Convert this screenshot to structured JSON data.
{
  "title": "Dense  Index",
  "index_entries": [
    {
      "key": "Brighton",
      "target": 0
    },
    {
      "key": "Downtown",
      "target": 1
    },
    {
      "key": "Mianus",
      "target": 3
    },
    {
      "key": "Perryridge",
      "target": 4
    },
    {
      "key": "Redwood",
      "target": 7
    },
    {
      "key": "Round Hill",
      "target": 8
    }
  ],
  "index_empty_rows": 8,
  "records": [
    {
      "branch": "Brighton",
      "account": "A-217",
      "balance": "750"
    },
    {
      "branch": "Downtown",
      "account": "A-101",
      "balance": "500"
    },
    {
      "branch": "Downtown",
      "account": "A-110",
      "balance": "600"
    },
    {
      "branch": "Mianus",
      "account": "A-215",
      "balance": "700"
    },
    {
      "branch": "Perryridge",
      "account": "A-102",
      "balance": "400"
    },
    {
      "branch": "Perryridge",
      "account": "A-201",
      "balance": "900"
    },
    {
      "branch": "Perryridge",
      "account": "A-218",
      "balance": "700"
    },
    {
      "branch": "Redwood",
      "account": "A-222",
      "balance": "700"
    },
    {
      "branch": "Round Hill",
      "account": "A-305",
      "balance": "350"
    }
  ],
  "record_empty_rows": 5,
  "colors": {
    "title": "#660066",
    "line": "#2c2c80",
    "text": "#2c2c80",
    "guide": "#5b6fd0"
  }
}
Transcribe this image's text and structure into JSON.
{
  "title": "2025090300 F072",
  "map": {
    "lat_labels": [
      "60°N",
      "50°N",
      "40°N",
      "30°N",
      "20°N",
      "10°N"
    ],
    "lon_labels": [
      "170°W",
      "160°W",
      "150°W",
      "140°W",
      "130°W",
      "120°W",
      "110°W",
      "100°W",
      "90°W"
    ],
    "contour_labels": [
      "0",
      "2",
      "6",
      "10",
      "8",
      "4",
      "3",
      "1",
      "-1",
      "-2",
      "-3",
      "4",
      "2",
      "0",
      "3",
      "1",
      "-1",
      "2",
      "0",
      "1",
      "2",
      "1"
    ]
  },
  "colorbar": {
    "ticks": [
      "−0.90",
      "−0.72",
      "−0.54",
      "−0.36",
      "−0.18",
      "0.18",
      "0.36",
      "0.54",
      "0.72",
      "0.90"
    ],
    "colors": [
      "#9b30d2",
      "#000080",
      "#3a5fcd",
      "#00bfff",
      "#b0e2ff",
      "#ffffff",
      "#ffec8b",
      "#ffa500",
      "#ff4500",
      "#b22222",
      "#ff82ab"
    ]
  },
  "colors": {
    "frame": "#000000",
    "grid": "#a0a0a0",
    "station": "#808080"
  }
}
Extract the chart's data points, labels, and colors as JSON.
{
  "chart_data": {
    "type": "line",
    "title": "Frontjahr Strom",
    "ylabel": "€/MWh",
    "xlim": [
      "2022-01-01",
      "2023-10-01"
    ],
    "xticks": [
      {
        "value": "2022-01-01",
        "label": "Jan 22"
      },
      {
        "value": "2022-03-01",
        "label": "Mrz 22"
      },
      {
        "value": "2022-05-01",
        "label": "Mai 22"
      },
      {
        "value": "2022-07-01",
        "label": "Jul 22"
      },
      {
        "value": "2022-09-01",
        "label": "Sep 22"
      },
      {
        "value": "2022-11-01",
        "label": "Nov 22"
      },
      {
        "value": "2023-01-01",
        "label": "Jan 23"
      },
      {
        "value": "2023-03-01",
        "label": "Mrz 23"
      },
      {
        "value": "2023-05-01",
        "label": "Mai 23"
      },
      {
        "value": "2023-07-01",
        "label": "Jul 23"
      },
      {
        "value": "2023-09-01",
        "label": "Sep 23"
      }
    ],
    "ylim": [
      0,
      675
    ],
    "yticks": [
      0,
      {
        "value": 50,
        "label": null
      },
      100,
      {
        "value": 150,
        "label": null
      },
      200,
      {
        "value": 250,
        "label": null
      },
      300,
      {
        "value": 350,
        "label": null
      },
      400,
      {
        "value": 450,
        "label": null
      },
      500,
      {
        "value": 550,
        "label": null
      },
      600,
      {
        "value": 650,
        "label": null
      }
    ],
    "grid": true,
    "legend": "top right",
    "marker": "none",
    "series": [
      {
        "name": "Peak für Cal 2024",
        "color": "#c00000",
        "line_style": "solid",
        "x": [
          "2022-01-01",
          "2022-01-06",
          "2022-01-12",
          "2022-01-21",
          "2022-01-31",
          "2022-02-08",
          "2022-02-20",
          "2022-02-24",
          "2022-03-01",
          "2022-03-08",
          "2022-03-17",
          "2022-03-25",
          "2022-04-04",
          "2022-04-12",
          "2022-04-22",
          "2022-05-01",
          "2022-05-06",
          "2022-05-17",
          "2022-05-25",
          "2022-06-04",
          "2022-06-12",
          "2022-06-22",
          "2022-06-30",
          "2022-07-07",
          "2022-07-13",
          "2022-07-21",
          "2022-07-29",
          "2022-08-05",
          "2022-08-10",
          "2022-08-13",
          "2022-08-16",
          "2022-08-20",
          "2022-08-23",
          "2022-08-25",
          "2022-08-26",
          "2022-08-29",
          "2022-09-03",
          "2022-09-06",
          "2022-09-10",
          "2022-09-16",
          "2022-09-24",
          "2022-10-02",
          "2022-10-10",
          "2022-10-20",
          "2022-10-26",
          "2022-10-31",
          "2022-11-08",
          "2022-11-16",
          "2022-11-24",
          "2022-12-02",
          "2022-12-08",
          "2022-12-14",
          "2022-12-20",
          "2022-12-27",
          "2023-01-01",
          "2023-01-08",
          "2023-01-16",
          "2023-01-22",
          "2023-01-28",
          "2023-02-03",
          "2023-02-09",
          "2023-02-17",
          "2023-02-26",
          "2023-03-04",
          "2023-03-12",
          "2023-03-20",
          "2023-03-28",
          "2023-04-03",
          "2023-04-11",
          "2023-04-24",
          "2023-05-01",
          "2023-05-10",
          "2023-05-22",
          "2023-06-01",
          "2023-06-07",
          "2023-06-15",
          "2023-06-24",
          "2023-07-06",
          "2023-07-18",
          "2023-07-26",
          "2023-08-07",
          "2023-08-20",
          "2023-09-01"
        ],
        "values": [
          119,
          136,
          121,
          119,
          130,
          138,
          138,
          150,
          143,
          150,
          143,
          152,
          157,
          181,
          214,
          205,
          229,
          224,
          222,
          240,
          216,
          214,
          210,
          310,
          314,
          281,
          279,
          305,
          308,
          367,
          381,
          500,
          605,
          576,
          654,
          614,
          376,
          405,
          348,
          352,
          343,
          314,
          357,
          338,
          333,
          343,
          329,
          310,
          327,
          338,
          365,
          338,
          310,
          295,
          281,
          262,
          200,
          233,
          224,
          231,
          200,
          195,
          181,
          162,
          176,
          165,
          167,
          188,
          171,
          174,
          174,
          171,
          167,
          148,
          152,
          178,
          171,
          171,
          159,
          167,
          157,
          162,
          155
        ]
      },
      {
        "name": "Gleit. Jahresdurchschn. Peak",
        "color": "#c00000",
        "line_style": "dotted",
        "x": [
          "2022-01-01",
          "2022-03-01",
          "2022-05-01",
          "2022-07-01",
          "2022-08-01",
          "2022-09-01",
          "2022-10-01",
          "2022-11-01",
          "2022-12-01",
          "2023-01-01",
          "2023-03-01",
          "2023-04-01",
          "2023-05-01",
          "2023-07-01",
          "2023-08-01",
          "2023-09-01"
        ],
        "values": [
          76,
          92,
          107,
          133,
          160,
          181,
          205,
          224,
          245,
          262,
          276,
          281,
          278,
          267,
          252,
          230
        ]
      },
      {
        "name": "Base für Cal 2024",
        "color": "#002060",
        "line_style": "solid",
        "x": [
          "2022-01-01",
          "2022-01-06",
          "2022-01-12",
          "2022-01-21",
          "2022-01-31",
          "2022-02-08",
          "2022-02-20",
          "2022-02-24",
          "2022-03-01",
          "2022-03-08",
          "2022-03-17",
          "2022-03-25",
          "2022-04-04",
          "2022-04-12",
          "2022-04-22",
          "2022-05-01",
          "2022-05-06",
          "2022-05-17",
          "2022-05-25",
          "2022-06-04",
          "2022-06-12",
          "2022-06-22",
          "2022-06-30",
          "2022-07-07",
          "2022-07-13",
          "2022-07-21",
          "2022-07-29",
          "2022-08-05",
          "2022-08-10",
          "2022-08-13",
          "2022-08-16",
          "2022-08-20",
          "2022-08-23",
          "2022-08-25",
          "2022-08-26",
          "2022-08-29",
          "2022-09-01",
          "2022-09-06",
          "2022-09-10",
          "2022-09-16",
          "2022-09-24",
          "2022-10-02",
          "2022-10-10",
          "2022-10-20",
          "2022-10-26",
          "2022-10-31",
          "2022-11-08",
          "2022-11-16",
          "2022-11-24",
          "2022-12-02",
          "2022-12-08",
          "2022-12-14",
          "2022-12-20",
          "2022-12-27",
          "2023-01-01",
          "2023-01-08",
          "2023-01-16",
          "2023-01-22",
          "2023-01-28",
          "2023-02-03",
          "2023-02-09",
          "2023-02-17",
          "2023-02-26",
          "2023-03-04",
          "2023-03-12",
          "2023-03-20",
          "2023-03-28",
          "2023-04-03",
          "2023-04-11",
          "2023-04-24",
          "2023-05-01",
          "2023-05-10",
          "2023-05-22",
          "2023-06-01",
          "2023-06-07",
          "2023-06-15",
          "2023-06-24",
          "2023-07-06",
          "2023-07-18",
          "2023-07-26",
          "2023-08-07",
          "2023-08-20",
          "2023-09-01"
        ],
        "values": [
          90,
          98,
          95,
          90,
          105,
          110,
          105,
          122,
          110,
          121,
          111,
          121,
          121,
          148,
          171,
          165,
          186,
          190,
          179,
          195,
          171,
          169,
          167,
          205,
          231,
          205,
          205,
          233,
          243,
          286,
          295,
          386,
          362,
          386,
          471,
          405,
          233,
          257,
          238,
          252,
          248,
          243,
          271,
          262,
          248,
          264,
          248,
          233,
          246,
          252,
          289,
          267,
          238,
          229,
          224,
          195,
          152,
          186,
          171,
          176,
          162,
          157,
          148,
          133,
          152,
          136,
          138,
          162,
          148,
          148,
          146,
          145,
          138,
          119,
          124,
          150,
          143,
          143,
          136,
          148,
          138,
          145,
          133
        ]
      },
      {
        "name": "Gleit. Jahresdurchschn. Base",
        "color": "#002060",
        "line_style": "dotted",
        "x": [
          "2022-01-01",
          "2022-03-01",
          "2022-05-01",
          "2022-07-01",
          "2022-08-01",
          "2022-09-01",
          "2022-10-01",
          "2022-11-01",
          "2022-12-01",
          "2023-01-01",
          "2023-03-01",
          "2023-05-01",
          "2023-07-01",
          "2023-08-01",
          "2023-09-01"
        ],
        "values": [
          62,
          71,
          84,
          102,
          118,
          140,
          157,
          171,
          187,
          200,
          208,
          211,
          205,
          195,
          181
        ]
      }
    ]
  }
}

......

■ GIVEN INSTRUCTION
Scan the lines above for "target", then copy every one that has it.

■ RESPONSE TO THIS EXERCISE
      "target": 0
      "target": 1
      "target": 3
      "target": 4
      "target": 7
      "target": 8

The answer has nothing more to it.